_Task directions:_
Look through the records below, and copy out every line that holds the string "Coherence".

───── Dataset records ─────

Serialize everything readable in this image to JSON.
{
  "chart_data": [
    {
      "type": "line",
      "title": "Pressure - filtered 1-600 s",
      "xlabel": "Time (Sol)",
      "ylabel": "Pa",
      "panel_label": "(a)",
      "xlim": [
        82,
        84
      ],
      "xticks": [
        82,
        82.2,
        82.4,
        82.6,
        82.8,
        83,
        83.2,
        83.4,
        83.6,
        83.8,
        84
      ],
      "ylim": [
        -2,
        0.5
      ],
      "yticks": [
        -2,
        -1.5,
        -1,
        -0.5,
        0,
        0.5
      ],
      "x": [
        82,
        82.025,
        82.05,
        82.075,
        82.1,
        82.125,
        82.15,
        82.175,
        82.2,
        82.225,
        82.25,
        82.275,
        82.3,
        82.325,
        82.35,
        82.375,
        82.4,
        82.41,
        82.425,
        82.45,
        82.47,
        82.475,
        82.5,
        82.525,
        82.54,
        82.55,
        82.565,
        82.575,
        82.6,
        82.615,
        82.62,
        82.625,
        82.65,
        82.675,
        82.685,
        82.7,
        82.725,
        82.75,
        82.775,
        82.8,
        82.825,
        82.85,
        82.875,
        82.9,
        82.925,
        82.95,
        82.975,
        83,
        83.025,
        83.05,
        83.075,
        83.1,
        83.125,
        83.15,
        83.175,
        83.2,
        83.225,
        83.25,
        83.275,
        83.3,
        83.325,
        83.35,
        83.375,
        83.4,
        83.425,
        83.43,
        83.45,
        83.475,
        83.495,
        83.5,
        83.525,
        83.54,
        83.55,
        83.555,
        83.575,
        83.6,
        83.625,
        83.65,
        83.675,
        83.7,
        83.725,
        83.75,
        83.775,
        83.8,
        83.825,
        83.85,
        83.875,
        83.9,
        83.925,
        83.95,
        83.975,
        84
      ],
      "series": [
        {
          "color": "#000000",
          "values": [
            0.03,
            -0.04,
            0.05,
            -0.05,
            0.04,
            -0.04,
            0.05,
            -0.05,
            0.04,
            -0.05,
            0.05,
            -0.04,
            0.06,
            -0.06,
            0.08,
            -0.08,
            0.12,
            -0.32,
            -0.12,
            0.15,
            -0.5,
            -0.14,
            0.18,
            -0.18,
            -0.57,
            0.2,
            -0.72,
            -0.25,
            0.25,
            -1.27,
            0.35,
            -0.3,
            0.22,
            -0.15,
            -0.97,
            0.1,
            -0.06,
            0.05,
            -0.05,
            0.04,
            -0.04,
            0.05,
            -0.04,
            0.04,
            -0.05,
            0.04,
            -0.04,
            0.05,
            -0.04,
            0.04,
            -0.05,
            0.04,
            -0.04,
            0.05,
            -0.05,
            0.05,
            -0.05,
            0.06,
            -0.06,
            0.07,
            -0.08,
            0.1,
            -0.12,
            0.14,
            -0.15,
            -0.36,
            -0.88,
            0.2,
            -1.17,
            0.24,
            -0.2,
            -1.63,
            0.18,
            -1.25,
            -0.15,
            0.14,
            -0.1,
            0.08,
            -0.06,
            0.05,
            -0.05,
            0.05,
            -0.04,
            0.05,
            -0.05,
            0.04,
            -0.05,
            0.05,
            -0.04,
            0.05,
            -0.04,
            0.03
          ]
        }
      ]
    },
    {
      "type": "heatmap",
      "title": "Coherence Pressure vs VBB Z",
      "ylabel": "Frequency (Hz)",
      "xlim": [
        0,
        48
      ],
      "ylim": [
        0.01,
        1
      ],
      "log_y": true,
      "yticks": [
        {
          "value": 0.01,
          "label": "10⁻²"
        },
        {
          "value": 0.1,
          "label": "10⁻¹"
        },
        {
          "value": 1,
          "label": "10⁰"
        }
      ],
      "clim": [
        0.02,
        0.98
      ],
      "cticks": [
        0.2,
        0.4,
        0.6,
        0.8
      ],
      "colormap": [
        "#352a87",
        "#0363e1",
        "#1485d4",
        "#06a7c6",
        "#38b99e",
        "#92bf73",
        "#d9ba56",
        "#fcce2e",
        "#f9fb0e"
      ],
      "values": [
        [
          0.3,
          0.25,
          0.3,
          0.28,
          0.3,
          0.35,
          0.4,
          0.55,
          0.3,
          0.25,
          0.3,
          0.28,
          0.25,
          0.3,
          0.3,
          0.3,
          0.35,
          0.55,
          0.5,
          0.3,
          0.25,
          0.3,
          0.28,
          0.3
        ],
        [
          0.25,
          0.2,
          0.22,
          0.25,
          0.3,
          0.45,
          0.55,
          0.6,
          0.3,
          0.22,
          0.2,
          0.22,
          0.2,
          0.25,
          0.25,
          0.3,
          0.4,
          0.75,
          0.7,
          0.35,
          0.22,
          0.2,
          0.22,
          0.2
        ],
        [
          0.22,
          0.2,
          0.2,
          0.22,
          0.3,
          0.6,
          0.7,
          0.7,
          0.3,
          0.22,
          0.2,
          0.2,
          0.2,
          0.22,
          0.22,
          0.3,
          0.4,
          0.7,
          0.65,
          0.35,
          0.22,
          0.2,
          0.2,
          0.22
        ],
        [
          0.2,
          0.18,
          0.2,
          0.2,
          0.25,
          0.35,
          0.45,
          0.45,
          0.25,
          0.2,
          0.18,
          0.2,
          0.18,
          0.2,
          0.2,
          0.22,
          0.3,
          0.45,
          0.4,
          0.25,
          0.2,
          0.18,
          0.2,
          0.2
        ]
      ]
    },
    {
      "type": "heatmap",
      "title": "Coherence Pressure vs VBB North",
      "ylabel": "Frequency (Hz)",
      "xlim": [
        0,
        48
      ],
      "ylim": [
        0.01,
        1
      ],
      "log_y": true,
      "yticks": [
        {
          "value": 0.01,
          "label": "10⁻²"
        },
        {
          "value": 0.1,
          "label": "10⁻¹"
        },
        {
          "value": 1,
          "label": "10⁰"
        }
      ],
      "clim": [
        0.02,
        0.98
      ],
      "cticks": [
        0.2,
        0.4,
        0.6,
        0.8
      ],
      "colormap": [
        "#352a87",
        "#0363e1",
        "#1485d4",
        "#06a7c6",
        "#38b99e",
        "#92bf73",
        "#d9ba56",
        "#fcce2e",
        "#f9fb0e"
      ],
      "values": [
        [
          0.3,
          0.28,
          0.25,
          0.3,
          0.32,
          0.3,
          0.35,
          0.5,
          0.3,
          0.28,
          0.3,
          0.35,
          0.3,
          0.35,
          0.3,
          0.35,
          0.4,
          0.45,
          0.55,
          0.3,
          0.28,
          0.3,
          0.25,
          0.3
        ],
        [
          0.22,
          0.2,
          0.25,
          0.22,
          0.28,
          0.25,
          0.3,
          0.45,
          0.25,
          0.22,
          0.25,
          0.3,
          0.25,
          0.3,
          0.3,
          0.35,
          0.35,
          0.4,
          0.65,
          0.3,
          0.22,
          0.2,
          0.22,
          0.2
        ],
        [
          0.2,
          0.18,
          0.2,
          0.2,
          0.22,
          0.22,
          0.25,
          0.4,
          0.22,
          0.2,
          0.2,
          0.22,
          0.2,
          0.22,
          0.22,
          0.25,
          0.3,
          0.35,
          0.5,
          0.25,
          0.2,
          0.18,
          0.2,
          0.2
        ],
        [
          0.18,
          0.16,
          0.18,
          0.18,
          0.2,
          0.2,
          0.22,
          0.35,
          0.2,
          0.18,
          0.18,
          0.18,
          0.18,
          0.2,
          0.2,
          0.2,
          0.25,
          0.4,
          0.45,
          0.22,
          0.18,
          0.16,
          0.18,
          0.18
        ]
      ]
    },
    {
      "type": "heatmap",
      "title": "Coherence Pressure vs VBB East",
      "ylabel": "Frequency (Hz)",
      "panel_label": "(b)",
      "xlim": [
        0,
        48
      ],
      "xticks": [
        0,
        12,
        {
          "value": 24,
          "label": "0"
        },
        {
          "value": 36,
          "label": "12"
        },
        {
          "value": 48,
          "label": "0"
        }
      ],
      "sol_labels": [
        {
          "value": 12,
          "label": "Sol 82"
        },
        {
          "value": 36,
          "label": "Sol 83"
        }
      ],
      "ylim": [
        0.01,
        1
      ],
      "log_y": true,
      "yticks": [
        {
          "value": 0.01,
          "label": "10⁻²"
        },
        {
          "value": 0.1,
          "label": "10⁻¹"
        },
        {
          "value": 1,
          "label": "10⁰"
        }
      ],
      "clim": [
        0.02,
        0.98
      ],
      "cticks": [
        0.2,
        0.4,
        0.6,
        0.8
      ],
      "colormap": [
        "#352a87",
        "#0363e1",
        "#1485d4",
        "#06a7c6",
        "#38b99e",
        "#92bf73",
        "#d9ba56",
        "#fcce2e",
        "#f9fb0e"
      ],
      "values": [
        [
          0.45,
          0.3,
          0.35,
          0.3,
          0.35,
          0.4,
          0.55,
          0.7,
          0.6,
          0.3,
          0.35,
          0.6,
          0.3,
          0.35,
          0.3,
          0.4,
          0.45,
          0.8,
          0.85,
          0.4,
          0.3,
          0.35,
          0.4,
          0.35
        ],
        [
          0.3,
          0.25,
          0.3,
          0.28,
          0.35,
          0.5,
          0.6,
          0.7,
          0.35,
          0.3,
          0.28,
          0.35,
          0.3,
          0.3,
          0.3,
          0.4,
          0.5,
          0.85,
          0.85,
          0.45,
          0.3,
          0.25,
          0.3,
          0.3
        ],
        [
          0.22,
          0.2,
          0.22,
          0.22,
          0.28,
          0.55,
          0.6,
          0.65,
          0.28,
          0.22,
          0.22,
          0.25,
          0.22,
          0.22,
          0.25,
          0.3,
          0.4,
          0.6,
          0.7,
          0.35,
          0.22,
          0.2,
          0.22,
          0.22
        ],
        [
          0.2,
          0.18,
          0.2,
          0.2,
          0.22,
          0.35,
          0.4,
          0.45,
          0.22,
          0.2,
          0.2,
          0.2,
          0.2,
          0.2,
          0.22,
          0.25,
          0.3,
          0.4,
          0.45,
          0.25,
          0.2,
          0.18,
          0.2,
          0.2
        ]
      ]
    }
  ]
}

─────

_Output of the task:_
      "title": "Coherence Pressure vs VBB Z",
      "title": "Coherence Pressure vs VBB North",
      "title": "Coherence Pressure vs VBB East",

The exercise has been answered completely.